(Extracted data entries)
━━━━━━

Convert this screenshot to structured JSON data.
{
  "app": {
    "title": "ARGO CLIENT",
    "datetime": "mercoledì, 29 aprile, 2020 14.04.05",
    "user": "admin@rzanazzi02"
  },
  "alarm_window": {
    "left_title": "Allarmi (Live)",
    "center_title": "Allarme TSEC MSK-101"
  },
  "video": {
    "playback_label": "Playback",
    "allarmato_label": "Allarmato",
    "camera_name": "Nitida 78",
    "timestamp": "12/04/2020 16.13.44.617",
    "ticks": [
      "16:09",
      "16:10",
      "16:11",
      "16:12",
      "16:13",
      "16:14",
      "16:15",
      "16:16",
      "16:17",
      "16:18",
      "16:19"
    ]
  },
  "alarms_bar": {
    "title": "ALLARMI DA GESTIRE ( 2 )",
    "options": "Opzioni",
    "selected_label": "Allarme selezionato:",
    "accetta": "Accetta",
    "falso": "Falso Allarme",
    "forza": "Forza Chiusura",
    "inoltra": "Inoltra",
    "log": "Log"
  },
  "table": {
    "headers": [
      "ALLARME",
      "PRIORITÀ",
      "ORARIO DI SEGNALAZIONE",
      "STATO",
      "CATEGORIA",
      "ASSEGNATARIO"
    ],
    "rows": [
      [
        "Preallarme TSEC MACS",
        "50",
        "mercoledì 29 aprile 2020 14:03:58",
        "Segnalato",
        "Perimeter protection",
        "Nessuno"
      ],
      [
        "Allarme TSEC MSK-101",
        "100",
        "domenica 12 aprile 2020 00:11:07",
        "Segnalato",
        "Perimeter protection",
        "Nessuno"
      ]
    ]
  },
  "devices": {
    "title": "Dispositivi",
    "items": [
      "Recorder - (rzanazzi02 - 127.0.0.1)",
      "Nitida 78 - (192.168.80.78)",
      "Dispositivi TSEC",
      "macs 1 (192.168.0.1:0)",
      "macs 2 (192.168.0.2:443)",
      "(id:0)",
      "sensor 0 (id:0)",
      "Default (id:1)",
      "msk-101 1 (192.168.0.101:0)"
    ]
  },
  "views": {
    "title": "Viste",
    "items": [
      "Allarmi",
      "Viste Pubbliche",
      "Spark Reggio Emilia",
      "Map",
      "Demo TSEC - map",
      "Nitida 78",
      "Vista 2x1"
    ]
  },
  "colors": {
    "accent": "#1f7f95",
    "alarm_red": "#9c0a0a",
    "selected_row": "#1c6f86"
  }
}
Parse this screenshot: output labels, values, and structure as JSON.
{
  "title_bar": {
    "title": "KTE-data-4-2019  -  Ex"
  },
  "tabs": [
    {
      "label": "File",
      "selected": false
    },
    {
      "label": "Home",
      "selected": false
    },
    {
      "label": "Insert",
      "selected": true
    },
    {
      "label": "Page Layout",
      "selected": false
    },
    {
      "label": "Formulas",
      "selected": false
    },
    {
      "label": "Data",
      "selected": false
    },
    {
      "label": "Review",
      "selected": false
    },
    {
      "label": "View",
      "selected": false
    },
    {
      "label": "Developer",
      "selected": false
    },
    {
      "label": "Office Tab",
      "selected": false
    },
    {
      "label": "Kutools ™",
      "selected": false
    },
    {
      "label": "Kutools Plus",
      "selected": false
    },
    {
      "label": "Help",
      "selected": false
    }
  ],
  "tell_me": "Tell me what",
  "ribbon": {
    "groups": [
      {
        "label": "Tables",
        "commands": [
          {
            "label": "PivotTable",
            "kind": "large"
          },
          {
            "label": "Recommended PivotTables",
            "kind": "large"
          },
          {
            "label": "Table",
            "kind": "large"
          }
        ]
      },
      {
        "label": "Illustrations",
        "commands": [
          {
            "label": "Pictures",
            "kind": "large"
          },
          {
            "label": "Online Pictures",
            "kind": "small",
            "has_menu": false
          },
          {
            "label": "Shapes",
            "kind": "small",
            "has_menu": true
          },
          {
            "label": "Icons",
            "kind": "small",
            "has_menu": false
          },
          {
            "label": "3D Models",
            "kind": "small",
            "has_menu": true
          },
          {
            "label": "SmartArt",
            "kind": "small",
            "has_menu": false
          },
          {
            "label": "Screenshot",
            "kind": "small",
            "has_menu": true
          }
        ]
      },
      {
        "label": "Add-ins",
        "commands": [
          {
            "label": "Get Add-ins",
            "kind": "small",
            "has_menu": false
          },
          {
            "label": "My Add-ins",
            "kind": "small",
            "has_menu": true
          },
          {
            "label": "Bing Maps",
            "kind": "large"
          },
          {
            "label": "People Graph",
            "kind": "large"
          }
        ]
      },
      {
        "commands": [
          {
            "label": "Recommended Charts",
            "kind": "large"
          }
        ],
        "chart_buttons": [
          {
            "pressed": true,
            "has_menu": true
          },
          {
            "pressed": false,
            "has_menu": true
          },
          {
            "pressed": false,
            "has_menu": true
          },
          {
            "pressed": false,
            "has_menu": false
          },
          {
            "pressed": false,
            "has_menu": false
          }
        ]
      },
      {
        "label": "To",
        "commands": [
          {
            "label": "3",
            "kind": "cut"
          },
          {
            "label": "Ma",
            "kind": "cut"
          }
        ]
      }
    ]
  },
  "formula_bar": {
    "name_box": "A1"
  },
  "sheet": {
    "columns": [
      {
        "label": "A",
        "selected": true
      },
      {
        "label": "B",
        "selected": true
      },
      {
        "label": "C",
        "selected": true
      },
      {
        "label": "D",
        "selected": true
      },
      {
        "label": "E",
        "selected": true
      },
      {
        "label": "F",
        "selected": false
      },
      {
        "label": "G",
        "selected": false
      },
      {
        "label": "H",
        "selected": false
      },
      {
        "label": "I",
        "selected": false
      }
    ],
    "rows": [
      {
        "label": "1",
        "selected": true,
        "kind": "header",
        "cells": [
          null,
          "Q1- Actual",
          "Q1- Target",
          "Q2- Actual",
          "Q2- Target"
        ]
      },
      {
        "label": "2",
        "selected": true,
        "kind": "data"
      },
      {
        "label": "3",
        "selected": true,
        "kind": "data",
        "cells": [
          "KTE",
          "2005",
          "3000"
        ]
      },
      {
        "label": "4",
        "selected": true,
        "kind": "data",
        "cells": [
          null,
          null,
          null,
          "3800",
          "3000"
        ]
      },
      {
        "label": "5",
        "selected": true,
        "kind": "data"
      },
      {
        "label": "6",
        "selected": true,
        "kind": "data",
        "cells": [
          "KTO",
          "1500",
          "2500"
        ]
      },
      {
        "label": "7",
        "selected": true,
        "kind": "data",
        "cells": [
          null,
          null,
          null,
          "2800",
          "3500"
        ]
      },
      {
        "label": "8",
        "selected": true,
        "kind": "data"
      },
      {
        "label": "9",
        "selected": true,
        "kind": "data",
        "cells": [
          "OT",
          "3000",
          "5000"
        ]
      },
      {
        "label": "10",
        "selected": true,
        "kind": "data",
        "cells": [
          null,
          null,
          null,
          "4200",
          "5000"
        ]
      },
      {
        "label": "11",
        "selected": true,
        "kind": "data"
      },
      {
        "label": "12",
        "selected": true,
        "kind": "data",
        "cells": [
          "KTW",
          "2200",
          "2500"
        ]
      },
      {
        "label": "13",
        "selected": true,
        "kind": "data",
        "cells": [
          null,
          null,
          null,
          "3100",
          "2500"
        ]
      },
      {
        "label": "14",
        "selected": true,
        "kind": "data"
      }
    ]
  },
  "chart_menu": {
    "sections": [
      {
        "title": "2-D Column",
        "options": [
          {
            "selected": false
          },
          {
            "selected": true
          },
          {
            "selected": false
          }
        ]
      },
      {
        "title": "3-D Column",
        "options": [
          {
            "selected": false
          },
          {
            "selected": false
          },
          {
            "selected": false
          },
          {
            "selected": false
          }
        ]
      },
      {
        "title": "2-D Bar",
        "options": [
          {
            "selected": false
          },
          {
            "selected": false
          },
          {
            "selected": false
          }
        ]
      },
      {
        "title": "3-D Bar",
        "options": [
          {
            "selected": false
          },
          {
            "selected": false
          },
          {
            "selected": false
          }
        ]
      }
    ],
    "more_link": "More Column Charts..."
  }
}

━━━━━━

Stated problem:
Within the listing above, find every line containing the string "Pictures" and return it.

Answer to the exercise:
            "label": "Pictures",
            "label": "Online Pictures",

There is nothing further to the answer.